** Texto fornecido **
# # # # # # #
O negacionismo de nossa formação no tocante às questões raciais se manifesta de variados modos. Se não, vejamos. Algumas pessoas tentam livrar a cara de intelectuais e personalidades do passado (Monteiro Lobato foi um deles), fervorosos defensores da eugenia, por exemplo. Os seguidores-criadores das fanpages desses figurões brancos argumentam que eles eram apenas fruto de uma época onde essa ideia era aceita ou generalizada sem mais. Com isso tentam dar uma dimensão antes culposa do que dolosa às suas intervenções. Mas se levássemos a sério a defesa acima, então alguém poderia afirmar o seguinte: “Ah, sim, de fato, tanto é verdade que todos os negros africanos do período colonial cruzaram voluntariamente o atlântico para viver uma vida de escravo ao pé do sinhozinho mais próximo, pois estavam bem informados acerca do conhecimento e das ideias de seu tempo e, naturalmente, aceitavam-nas”. Reductio ad absurdum I.
Meu caro interlocutor, meu desigual, o lance é o seguinte, não se trata apenas de denunciar (ou de reivindicar) quem começou primeiro isto ou aquilo, não é bem isso. Esta sequência de considerações surgiu de uma irritação recorrente (para mim, evidentemente) relativa à facilidade com que ficamos “sensibilizados” com umas coisas e não com outras. Por exemplo, fico aturdido com as estatísticas sobre as mortes violentas de jovens negros e, além disso, com os números sobre as mortes de mulheres negras, pois enfrentamos um genocídio “silencioso”.
Acontece o mesmo também com relação à violência contra as mulheres e os estupros – a reiteração do feminicídio –, você bem sabe, eu não preciso ir muito longe, pois não quero parecer nem demagogo nem sentimental, já que a situação toda é horrorosa. E junto com minha sensação de fraqueza ainda tenho que acompanhar a comoção de um monte de gente com acontecimentos e eventos (p.ex., a falência de uma editora chique) que, quando comparados ao quadro mencionado acima não passam de frivolidades.
# # # # # # #
** Listagem de dados **

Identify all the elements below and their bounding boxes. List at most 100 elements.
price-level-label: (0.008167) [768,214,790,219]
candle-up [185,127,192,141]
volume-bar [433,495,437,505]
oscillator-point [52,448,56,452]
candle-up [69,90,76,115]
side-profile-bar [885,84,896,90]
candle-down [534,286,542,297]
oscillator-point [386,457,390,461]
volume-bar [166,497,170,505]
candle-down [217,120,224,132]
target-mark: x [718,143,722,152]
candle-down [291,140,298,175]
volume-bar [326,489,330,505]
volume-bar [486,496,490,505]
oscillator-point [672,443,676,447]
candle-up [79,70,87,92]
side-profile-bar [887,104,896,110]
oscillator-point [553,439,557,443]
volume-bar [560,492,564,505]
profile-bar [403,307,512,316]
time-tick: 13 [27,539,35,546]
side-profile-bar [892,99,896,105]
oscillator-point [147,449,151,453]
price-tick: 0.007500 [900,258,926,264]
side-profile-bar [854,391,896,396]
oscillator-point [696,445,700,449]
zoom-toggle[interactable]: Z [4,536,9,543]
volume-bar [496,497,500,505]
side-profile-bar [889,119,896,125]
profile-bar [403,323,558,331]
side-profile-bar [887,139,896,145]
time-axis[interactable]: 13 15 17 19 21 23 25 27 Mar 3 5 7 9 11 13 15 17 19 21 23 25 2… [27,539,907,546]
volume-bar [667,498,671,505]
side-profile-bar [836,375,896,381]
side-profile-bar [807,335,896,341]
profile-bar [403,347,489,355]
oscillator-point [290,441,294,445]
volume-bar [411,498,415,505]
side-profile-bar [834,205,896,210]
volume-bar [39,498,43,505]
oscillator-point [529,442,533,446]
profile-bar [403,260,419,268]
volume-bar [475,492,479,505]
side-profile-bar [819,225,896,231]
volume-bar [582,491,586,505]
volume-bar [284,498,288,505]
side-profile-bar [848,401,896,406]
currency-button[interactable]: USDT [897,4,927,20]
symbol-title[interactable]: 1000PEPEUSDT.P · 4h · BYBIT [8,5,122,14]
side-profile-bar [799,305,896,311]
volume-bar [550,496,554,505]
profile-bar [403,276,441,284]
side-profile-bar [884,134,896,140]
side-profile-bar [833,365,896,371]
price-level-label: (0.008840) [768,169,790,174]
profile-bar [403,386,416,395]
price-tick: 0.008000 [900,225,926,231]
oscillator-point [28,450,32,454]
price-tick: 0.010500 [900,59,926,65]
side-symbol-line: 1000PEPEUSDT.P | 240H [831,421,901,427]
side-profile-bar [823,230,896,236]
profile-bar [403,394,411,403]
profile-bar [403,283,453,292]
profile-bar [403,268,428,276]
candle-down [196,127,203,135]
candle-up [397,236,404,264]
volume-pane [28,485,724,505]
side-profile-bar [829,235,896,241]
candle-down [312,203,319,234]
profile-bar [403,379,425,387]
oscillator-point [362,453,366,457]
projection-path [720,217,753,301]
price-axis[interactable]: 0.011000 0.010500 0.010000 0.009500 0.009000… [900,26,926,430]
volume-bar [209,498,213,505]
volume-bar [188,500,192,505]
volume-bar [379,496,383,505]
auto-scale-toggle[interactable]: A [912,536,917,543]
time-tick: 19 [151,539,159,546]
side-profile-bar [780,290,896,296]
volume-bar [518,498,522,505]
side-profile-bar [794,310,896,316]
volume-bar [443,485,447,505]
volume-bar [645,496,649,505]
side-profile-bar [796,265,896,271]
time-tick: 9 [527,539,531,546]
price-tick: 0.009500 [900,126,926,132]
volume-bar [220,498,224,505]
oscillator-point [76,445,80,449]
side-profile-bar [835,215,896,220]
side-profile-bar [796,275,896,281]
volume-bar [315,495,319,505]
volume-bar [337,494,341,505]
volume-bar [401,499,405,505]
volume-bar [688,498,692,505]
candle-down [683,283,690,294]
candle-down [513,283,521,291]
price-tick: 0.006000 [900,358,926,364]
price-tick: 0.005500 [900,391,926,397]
# # # # # # #
** Instruções das tarefas **
1. No texto sobre o negacionismo racial, qual intelectual do passado é citado entre os defensores fervorosos da eugenia?
2. Imprima, por favor, o trecho do texto sobre o negacionismo racial que vai de "Acontece o mesmo" até "passam de frivolidades.", incluindo este último.
3. Prossiga com o texto sobre o negacionismo racial a partir do ponto em que ele termina.
As entradas não têm nenhum papel aqui.

** Respostas por tarefa **
1. Monteiro Lobato.

2.
Acontece o mesmo também com relação à violência contra as mulheres e os estupros – a reiteração do feminicídio –, você bem sabe, eu não preciso ir muito longe, pois não quero parecer nem demagogo nem sentimental, já que a situação toda é horrorosa. E junto com minha sensação de fraqueza ainda tenho que acompanhar a comoção de um monte de gente com acontecimentos e eventos (p.ex., a falência de uma editora chique) que, quando comparados ao quadro mencionado acima não passam de frivolidades.

3.
Segundo

Sobre o suposto racismo reverso: consta que muitos não negros se sentem ofendidos quando são chamados de “branquelos”, portanto, replicam que quem eventualmente assim se refere a eles estaria sendo racista. Sabe o que eu acho? Assim, ó: lembro-me de que, não faz muito tempo, era comum (ou ainda é) alguém advertir “vê se não faz coisa de negro”, querendo significar singelamente com isso “vê se não faz merda”. Mas, eu me pergunto, se a expressão “fazer coisa de branco” (ou “coisa de branquelo”), por alguma inexplicável razão, caísse no gosto do vulgo, que tipo de acepções ela comportaria?
Uma coisa é a ocasional referência discriminatória, essencialmente reativa (mas que serve de argumento ao raciocínio tolo de quem reivindica, por exemplo, um “dia da consciência branca”); outra coisa é a sistemática referência discriminatória (principalmente contra quem é negro) a ponto de se tornar estrutural e estruturante de determinada cultura ou identidade nacional. É risível e, em certa medida, até revoltante assistir a um branco bater no peito se dizendo discriminado “simplesmente por ser não negro” ou porque seria refém do “politicamente correto”; prova de reductio ad absurdum II relativamente à inveja.
Uma vez vi e ouvi em entrevista de tv uma pergunta formulada pelo geógrafo Milton Santos que me parece apropriada para tudo isso, e era mais ou menos assim: “a questão é saber que futuro o Brasil quer para a sua população negra?”. Embora eu acredite que não há um “problema do negro”, mas sim um “problema do branco” (os privilégios e o patrimonialismo da branquitude institucionalizada), os problemas fundamentais do Brasil estão sempre sendo negados ou deixados para depois.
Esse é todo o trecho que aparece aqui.